→ Extracted information:

━━━━━━━━━━

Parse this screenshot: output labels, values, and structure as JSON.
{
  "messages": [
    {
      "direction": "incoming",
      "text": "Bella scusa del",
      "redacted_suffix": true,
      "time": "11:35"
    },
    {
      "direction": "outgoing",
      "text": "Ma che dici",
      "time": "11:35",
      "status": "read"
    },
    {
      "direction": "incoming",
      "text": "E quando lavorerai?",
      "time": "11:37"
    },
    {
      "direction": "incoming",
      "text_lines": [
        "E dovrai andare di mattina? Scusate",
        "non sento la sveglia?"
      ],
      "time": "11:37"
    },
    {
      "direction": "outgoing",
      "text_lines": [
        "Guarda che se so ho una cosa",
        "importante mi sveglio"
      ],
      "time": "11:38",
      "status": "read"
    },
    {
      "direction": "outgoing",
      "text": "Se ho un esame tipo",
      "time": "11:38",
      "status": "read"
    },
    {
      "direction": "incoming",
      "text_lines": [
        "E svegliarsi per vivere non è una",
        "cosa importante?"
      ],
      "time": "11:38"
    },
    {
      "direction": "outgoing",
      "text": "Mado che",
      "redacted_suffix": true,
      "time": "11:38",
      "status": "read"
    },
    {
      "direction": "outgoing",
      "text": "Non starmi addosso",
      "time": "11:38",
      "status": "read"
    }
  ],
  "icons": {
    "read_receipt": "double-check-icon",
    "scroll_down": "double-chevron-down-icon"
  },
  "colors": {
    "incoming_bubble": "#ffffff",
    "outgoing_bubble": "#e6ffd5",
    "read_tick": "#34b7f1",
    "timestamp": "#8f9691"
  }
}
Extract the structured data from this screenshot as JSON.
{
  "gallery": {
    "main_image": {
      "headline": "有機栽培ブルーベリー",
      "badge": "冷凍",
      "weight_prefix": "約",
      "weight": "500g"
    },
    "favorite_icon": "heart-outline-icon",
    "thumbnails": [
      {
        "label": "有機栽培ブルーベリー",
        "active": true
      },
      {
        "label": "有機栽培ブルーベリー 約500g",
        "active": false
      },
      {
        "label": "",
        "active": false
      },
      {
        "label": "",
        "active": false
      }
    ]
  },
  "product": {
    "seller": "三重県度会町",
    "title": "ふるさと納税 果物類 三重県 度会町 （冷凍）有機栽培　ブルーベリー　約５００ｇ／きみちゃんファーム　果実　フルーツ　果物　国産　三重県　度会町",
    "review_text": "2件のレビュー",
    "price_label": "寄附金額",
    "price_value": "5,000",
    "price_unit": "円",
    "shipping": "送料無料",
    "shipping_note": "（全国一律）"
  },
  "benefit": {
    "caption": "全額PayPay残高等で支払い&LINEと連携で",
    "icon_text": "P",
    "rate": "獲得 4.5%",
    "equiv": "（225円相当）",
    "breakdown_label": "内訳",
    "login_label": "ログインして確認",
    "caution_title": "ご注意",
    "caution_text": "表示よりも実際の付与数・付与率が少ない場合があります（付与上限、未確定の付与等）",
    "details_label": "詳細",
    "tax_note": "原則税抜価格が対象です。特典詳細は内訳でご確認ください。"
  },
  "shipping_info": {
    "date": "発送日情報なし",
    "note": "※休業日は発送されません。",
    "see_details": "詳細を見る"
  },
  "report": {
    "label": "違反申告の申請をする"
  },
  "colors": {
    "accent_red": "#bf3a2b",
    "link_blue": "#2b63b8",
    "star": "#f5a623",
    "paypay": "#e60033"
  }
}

━━━━━━━━━━

→ Short task: In the entries above, find every line holding the word "importante" and copy it out.

→ Answer for the task:
        "importante mi sveglio"
        "cosa importante?"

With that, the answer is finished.